# Given task
Print the listing that follows, character for character.

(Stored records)
....

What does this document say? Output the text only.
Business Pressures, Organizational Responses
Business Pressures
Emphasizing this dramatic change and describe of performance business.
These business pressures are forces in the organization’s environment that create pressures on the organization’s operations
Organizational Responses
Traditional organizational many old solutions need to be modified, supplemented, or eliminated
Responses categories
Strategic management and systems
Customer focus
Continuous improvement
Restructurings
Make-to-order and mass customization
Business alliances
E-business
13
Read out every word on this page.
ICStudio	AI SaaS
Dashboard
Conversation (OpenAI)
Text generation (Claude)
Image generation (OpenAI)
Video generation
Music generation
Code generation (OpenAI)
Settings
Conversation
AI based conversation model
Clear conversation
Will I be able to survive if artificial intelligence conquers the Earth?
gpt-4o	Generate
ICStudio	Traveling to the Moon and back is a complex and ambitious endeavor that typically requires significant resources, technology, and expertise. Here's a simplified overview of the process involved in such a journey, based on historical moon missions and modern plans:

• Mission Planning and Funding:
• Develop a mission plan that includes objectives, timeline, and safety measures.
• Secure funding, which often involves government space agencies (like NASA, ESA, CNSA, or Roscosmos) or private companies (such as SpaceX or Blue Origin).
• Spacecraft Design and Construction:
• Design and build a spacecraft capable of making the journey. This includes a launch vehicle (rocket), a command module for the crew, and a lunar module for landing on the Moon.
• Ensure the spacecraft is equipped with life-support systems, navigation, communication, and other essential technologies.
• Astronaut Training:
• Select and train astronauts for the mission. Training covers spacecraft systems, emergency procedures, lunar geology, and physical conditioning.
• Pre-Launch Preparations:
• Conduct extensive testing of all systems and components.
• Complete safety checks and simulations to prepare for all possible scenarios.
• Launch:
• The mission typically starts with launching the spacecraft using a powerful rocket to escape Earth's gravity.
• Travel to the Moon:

....

# Task response
What does this document say? Output the text only.
Business Pressures, Organizational Responses
Business Pressures
Emphasizing this dramatic change and describe of performance business.
These business pressures are forces in the organization’s environment that create pressures on the organization’s operations
Organizational Responses
Traditional organizational many old solutions need to be modified, supplemented, or eliminated
Responses categories
Strategic management and systems
Customer focus
Continuous improvement
Restructurings
Make-to-order and mass customization
Business alliances
E-business
13
Read out every word on this page.
ICStudio	AI SaaS
Dashboard
Conversation (OpenAI)
Text generation (Claude)
Image generation (OpenAI)
Video generation
Music generation
Code generation (OpenAI)
Settings
Conversation
AI based conversation model
Clear conversation
Will I be able to survive if artificial intelligence conquers the Earth?
gpt-4o	Generate
ICStudio	Traveling to the Moon and back is a complex and ambitious endeavor that typically requires significant resources, technology, and expertise. Here's a simplified overview of the process involved in such a journey, based on historical moon missions and modern plans:

• Mission Planning and Funding:
• Develop a mission plan that includes objectives, timeline, and safety measures.
• Secure funding, which often involves government space agencies (like NASA, ESA, CNSA, or Roscosmos) or private companies (such as SpaceX or Blue Origin).
• Spacecraft Design and Construction:
• Design and build a spacecraft capable of making the journey. This includes a launch vehicle (rocket), a command module for the crew, and a lunar module for landing on the Moon.
• Ensure the spacecraft is equipped with life-support systems, navigation, communication, and other essential technologies.
• Astronaut Training:
• Select and train astronauts for the mission. Training covers spacecraft systems, emergency procedures, lunar geology, and physical conditioning.
• Pre-Launch Preparations:
• Conduct extensive testing of all systems and components.
• Complete safety checks and simulations to prepare for all possible scenarios.
• Launch:
• The mission typically starts with launching the spacecraft using a powerful rocket to escape Earth's gravity.
• Travel to the Moon:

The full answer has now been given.